PASSAGE:
★ ★ ★ ★ ★ ★ ★

These aren't trivial objections. They highlight real tensions between individual autonomy, market innovation, and collective wellbeing.
Different regions are experimenting with ways to rebalance power between platforms and users.
The European Union's Digital Services Act imposes transparency requirements and limits on targeted advertising, especially for minors. While not direct reparations, these regulations recognize that unfettered attention extraction causes social harm worth preventing.
Australia's Right to Disconnect laws let workers ignore work communications outside office hours. Though focused on employer communications, the principle extends to attention as a limited resource deserving protection. France, Portugal, and Belgium have similar legislation.
California considered—but hasn't passed—a "data dividend" requiring tech companies to share profits with users whose data fuels their business. The proposal sparked debate about whether user data and attention constitute labor deserving wages.
Some countries take harder lines. China limits gaming time for minors and requires platforms to offer "youth mode" with restricted features. While controversial from a freedom perspective, these rules acknowledge that unregulated attention extraction harms young brains still in development.

★ ★ ★ ★ ★ ★ ★

SUPPLIED INFORMATION:

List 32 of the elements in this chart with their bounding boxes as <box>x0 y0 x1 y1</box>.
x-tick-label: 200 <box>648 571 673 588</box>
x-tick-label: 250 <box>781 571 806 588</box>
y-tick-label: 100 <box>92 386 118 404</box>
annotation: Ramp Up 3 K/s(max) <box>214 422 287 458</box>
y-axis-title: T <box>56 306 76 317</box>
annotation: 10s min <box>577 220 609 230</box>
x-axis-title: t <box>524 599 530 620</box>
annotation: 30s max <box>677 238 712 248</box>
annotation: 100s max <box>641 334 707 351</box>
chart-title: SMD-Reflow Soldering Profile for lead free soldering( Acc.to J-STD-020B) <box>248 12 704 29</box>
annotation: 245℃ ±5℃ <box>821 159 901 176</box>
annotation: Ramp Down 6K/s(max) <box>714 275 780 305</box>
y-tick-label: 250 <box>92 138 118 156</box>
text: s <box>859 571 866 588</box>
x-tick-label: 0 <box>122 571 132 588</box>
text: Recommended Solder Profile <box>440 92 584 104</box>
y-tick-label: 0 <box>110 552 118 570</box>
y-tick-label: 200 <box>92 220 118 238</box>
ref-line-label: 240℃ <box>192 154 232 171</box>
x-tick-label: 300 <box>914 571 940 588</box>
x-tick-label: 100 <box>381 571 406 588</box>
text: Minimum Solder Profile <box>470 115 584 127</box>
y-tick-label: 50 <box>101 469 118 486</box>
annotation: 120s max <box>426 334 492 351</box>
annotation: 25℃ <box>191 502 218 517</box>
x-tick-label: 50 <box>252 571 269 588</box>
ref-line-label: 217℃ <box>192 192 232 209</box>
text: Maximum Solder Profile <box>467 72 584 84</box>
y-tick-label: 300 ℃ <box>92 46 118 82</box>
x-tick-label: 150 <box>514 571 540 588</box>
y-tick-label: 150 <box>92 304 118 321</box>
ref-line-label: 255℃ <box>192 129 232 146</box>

★ ★ ★ ★ ★ ★ ★

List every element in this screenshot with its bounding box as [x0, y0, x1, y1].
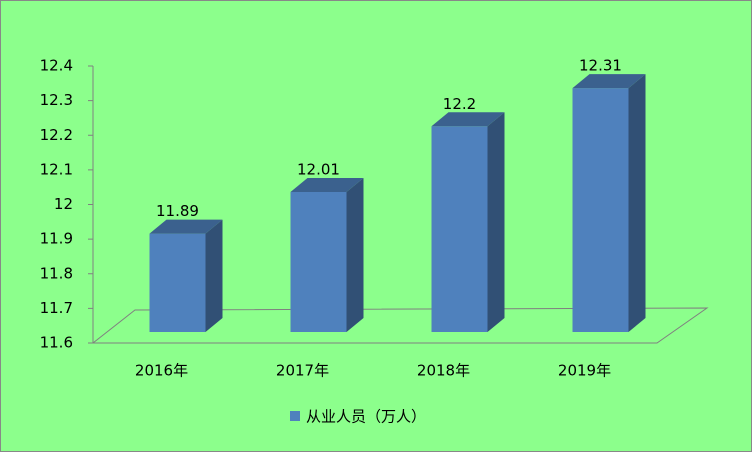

★ ★ ★ ★ ★ ★ ★

GIVEN PROBLEM A:
Translate this sentence from the passage on attention regulation into Spanish: "Australia's Right to Disconnect laws let workers ignore work communications outside office hours."
GIVEN PROBLEM B:
Please convert the records between the line holding "List 32 of the" and the line holding "x-tick-label: 100 <box>381 571 406 588</box>", inclusive, into a JSON list of strings with one string per line, leaving out blank lines.
The passage and the records are unrelated material.

WRITTEN ANSWER A:
Las leyes del Derecho a la Desconexión de Australia permiten a los trabajadores ignorar las comunicaciones laborales fuera del horario de oficina.

WRITTEN ANSWER B:
[
  "List 32 of the elements in this chart with their bounding boxes as <box>x0 y0 x1 y1</box>.",
  "x-tick-label: 200 <box>648 571 673 588</box>",
  "x-tick-label: 250 <box>781 571 806 588</box>",
  "y-tick-label: 100 <box>92 386 118 404</box>",
  "annotation: Ramp Up 3 K/s(max) <box>214 422 287 458</box>",
  "y-axis-title: T <box>56 306 76 317</box>",
  "annotation: 10s min <box>577 220 609 230</box>",
  "x-axis-title: t <box>524 599 530 620</box>",
  "annotation: 30s max <box>677 238 712 248</box>",
  "annotation: 100s max <box>641 334 707 351</box>",
  "chart-title: SMD-Reflow Soldering Profile for lead free soldering( Acc.to J-STD-020B) <box>248 12 704 29</box>",
  "annotation: 245℃ ±5℃ <box>821 159 901 176</box>",
  "annotation: Ramp Down 6K/s(max) <box>714 275 780 305</box>",
  "y-tick-label: 250 <box>92 138 118 156</box>",
  "text: s <box>859 571 866 588</box>",
  "x-tick-label: 0 <box>122 571 132 588</box>",
  "text: Recommended Solder Profile <box>440 92 584 104</box>",
  "y-tick-label: 0 <box>110 552 118 570</box>",
  "y-tick-label: 200 <box>92 220 118 238</box>",
  "ref-line-label: 240℃ <box>192 154 232 171</box>",
  "x-tick-label: 300 <box>914 571 940 588</box>",
  "x-tick-label: 100 <box>381 571 406 588</box>"
]